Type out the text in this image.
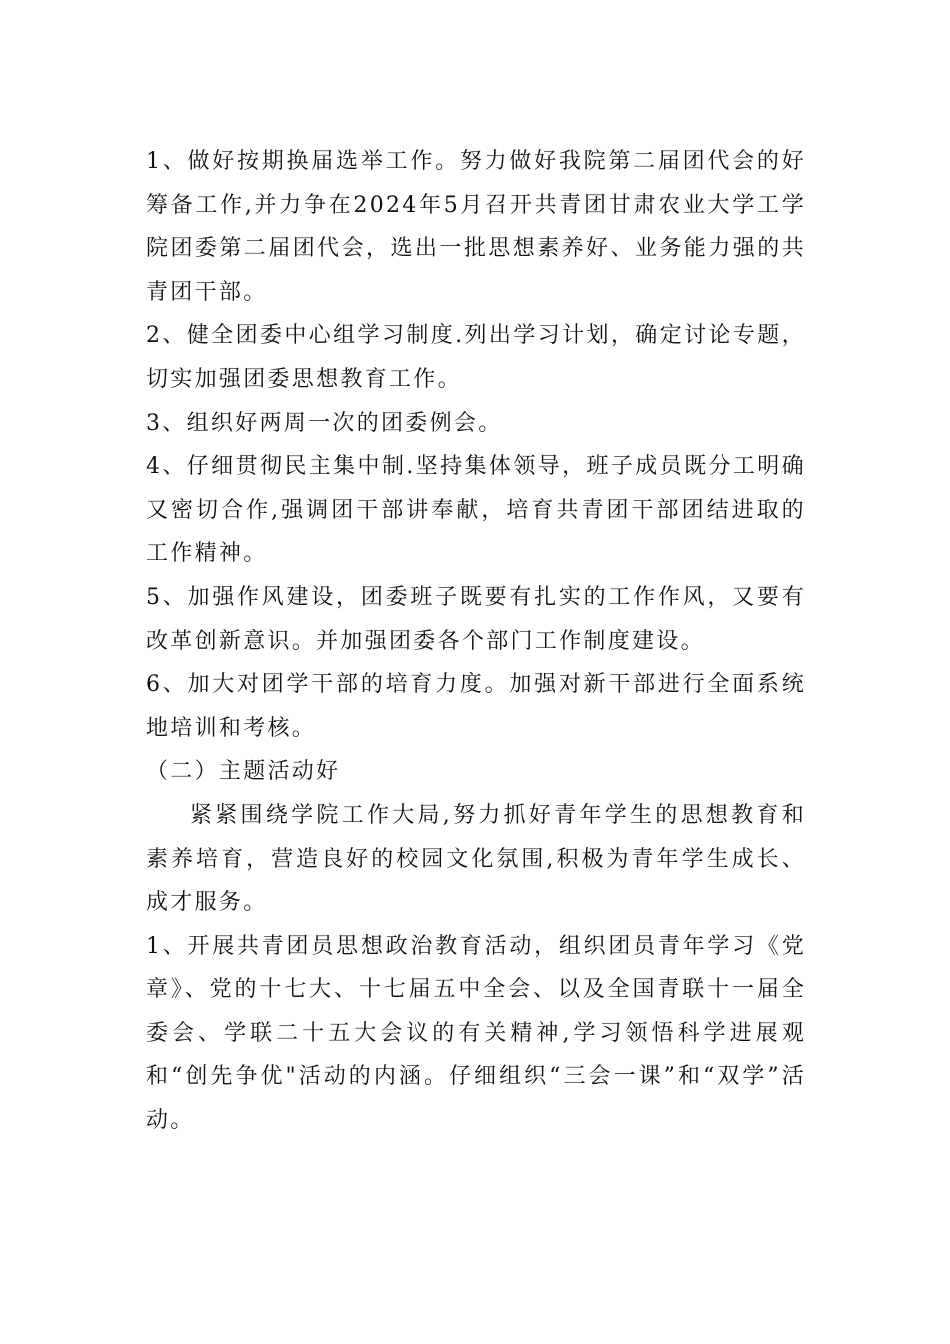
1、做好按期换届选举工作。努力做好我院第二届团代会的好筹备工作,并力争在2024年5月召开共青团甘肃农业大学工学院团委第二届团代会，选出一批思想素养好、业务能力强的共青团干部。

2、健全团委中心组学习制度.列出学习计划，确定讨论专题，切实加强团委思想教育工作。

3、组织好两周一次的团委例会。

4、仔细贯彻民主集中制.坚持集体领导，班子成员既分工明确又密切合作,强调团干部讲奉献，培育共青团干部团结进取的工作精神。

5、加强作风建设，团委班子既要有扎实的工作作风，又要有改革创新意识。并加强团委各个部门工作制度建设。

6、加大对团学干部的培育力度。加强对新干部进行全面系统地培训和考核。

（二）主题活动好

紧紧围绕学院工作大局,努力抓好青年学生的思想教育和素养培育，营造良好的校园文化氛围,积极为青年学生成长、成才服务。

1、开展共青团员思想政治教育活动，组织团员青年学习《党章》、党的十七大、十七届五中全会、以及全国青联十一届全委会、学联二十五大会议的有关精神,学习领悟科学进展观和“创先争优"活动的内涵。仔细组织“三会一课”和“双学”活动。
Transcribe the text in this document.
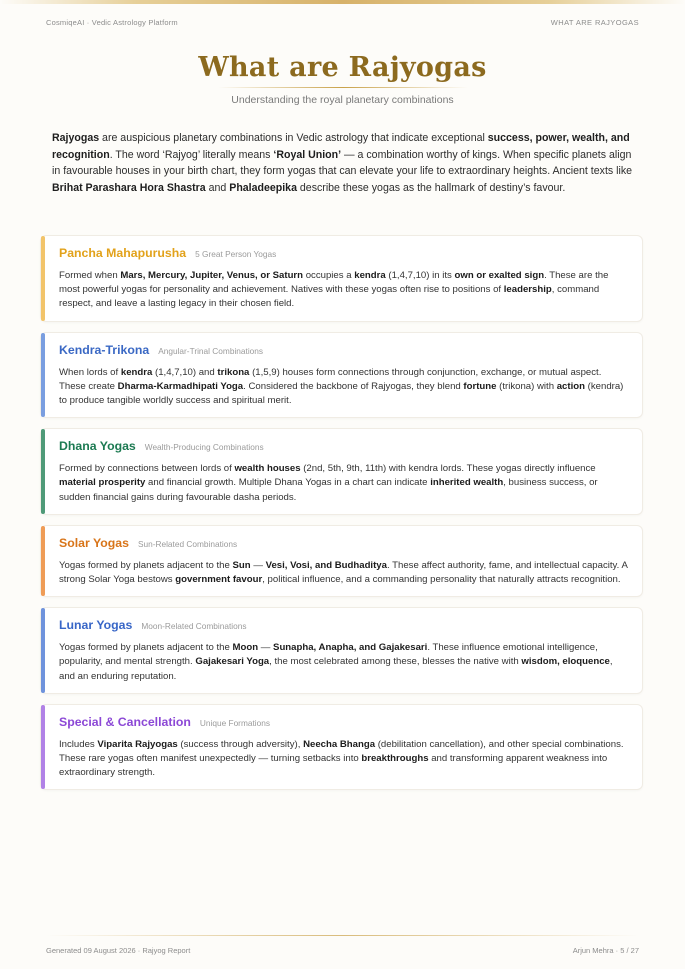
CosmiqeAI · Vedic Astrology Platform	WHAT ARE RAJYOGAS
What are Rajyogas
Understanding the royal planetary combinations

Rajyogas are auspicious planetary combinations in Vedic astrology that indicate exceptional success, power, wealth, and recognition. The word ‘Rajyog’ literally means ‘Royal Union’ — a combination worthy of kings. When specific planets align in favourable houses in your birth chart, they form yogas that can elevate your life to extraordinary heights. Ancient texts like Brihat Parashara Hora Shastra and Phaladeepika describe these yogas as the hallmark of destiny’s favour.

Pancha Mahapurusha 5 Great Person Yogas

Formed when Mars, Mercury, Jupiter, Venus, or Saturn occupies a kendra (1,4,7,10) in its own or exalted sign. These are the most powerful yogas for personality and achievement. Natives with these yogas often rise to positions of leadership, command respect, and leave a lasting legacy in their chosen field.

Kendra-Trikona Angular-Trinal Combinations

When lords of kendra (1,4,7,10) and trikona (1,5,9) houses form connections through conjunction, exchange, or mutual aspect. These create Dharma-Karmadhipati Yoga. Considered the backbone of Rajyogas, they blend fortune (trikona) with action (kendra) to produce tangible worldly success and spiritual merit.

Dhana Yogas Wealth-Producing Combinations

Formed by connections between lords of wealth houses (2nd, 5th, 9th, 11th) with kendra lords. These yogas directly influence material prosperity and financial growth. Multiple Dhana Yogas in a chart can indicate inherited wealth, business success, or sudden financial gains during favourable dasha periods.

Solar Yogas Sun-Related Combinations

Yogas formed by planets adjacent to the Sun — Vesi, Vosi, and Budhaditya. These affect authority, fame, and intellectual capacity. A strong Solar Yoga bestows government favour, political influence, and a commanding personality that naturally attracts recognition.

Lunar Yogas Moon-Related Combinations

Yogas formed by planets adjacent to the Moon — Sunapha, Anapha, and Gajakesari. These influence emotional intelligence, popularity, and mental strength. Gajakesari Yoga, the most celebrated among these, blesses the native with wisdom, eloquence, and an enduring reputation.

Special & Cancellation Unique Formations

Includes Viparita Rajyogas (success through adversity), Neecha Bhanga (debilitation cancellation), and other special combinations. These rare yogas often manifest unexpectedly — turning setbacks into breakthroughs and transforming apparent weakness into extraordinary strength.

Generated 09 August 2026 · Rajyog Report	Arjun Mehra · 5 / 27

TASK TO COMPLETE:
Leave every image out, and retype the material exactly.

REPLY:
Type out the text in this image.
1、做好按期换届选举工作。努力做好我院第二届团代会的好筹备工作,并力争在2024年5月召开共青团甘肃农业大学工学院团委第二届团代会，选出一批思想素养好、业务能力强的共青团干部。

2、健全团委中心组学习制度.列出学习计划，确定讨论专题，切实加强团委思想教育工作。

3、组织好两周一次的团委例会。

4、仔细贯彻民主集中制.坚持集体领导，班子成员既分工明确又密切合作,强调团干部讲奉献，培育共青团干部团结进取的工作精神。

5、加强作风建设，团委班子既要有扎实的工作作风，又要有改革创新意识。并加强团委各个部门工作制度建设。

6、加大对团学干部的培育力度。加强对新干部进行全面系统地培训和考核。

（二）主题活动好

紧紧围绕学院工作大局,努力抓好青年学生的思想教育和素养培育，营造良好的校园文化氛围,积极为青年学生成长、成才服务。

1、开展共青团员思想政治教育活动，组织团员青年学习《党章》、党的十七大、十七届五中全会、以及全国青联十一届全委会、学联二十五大会议的有关精神,学习领悟科学进展观和“创先争优"活动的内涵。仔细组织“三会一课”和“双学”活动。
Transcribe the text in this document.
CosmiqeAI · Vedic Astrology Platform	WHAT ARE RAJYOGAS
What are Rajyogas
Understanding the royal planetary combinations

Rajyogas are auspicious planetary combinations in Vedic astrology that indicate exceptional success, power, wealth, and recognition. The word ‘Rajyog’ literally means ‘Royal Union’ — a combination worthy of kings. When specific planets align in favourable houses in your birth chart, they form yogas that can elevate your life to extraordinary heights. Ancient texts like Brihat Parashara Hora Shastra and Phaladeepika describe these yogas as the hallmark of destiny’s favour.

Pancha Mahapurusha 5 Great Person Yogas

Formed when Mars, Mercury, Jupiter, Venus, or Saturn occupies a kendra (1,4,7,10) in its own or exalted sign. These are the most powerful yogas for personality and achievement. Natives with these yogas often rise to positions of leadership, command respect, and leave a lasting legacy in their chosen field.

Kendra-Trikona Angular-Trinal Combinations

When lords of kendra (1,4,7,10) and trikona (1,5,9) houses form connections through conjunction, exchange, or mutual aspect. These create Dharma-Karmadhipati Yoga. Considered the backbone of Rajyogas, they blend fortune (trikona) with action (kendra) to produce tangible worldly success and spiritual merit.

Dhana Yogas Wealth-Producing Combinations

Formed by connections between lords of wealth houses (2nd, 5th, 9th, 11th) with kendra lords. These yogas directly influence material prosperity and financial growth. Multiple Dhana Yogas in a chart can indicate inherited wealth, business success, or sudden financial gains during favourable dasha periods.

Solar Yogas Sun-Related Combinations

Yogas formed by planets adjacent to the Sun — Vesi, Vosi, and Budhaditya. These affect authority, fame, and intellectual capacity. A strong Solar Yoga bestows government favour, political influence, and a commanding personality that naturally attracts recognition.

Lunar Yogas Moon-Related Combinations

Yogas formed by planets adjacent to the Moon — Sunapha, Anapha, and Gajakesari. These influence emotional intelligence, popularity, and mental strength. Gajakesari Yoga, the most celebrated among these, blesses the native with wisdom, eloquence, and an enduring reputation.

Special & Cancellation Unique Formations

Includes Viparita Rajyogas (success through adversity), Neecha Bhanga (debilitation cancellation), and other special combinations. These rare yogas often manifest unexpectedly — turning setbacks into breakthroughs and transforming apparent weakness into extraordinary strength.

Generated 09 August 2026 · Rajyog Report	Arjun Mehra · 5 / 27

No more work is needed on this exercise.